**Written task**
Without further comment, state how many lines in the listing below contain the word "gradient".

(Collected data)

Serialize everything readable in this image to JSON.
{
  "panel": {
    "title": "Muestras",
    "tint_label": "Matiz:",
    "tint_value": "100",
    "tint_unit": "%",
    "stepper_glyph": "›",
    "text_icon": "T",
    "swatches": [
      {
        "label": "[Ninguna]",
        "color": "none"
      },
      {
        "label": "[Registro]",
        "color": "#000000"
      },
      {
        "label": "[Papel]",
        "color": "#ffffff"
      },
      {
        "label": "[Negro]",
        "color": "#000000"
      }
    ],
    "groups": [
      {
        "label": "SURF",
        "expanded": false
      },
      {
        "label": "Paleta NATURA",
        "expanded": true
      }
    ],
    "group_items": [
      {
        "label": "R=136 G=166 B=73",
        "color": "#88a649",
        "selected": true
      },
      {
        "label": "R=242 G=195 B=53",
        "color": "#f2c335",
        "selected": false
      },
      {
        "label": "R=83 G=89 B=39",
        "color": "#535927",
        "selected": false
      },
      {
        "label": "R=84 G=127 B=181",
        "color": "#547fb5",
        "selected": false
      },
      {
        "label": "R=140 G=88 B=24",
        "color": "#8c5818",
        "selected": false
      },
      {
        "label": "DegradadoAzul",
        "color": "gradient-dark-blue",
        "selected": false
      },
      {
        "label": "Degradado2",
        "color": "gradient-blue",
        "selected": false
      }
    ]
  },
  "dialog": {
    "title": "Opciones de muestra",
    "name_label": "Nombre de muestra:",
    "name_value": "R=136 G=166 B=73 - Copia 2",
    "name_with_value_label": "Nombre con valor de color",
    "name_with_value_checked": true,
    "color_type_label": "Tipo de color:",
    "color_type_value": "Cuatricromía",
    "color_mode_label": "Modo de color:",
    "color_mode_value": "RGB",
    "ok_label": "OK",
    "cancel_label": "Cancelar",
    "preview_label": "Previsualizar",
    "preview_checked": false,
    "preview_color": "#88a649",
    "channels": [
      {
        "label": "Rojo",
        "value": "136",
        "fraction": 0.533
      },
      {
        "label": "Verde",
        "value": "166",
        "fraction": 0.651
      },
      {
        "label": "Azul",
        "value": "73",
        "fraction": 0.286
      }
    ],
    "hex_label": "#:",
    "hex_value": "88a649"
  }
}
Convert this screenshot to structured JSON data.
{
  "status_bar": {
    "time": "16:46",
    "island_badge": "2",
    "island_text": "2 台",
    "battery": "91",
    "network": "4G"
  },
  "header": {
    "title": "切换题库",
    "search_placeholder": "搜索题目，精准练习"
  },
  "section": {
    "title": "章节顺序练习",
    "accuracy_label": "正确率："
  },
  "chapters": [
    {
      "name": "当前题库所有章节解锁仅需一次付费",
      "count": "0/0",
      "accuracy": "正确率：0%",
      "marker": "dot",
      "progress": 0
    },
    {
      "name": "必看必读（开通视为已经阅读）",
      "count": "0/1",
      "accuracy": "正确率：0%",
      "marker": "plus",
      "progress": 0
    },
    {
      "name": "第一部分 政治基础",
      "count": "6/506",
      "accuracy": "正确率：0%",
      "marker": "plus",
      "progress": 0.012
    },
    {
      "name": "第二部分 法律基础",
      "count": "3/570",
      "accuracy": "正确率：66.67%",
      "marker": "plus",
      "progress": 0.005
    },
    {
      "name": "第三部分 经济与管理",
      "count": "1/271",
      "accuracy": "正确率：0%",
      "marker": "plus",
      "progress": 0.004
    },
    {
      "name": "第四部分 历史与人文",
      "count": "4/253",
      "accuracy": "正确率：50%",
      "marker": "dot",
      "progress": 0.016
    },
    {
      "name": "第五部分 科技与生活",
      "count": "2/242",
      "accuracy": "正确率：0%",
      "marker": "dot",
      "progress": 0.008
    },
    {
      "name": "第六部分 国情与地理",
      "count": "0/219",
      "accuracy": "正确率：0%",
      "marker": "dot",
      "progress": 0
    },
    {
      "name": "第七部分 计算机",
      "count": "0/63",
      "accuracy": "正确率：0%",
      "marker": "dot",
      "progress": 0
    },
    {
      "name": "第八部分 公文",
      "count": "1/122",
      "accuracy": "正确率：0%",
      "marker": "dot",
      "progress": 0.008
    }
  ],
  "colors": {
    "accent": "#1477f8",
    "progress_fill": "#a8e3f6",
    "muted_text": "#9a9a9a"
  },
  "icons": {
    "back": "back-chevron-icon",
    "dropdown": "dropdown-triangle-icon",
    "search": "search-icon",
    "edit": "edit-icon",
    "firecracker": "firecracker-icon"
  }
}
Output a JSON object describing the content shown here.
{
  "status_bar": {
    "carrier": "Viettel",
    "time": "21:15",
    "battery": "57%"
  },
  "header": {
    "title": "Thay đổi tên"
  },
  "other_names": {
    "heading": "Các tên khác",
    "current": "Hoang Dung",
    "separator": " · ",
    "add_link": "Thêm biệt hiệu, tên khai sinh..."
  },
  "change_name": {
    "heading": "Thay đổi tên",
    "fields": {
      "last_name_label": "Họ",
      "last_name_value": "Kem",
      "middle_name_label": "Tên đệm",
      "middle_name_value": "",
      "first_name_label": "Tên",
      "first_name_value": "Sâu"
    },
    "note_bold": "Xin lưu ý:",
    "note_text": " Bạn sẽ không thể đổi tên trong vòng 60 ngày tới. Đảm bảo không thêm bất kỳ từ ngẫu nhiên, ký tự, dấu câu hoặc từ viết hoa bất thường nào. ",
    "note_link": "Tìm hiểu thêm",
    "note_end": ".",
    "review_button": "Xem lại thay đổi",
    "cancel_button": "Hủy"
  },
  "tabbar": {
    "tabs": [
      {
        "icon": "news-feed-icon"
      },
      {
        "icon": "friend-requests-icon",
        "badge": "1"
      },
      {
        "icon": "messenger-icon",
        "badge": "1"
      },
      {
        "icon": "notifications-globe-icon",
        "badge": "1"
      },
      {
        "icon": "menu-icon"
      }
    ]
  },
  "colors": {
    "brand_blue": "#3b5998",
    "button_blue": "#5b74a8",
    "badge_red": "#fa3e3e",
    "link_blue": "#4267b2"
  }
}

**Reply to the task**
2